▶ Written instruction
Every entry here needs to be repeated exactly.

▶ Dataset records

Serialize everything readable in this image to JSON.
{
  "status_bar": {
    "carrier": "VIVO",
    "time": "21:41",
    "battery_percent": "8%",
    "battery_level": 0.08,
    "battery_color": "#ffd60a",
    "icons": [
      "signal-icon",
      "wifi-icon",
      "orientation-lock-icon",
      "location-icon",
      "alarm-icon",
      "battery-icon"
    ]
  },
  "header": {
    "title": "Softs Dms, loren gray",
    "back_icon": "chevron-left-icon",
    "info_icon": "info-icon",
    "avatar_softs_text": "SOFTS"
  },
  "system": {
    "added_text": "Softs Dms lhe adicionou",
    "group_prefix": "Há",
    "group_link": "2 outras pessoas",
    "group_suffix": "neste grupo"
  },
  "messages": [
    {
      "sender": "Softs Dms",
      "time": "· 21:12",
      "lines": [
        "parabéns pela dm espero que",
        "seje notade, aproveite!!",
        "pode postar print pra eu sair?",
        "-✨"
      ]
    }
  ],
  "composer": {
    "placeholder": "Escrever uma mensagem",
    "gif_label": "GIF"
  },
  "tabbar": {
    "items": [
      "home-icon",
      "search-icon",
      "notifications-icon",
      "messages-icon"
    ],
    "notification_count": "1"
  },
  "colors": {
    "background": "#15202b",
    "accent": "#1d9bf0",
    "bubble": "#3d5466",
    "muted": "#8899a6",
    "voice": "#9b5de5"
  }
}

▶ Written answer
Serialize everything readable in this image to JSON.
{
  "status_bar": {
    "carrier": "VIVO",
    "time": "21:41",
    "battery_percent": "8%",
    "battery_level": 0.08,
    "battery_color": "#ffd60a",
    "icons": [
      "signal-icon",
      "wifi-icon",
      "orientation-lock-icon",
      "location-icon",
      "alarm-icon",
      "battery-icon"
    ]
  },
  "header": {
    "title": "Softs Dms, loren gray",
    "back_icon": "chevron-left-icon",
    "info_icon": "info-icon",
    "avatar_softs_text": "SOFTS"
  },
  "system": {
    "added_text": "Softs Dms lhe adicionou",
    "group_prefix": "Há",
    "group_link": "2 outras pessoas",
    "group_suffix": "neste grupo"
  },
  "messages": [
    {
      "sender": "Softs Dms",
      "time": "· 21:12",
      "lines": [
        "parabéns pela dm espero que",
        "seje notade, aproveite!!",
        "pode postar print pra eu sair?",
        "-✨"
      ]
    }
  ],
  "composer": {
    "placeholder": "Escrever uma mensagem",
    "gif_label": "GIF"
  },
  "tabbar": {
    "items": [
      "home-icon",
      "search-icon",
      "notifications-icon",
      "messages-icon"
    ],
    "notification_count": "1"
  },
  "colors": {
    "background": "#15202b",
    "accent": "#1d9bf0",
    "bubble": "#3d5466",
    "muted": "#8899a6",
    "voice": "#9b5de5"
  }
}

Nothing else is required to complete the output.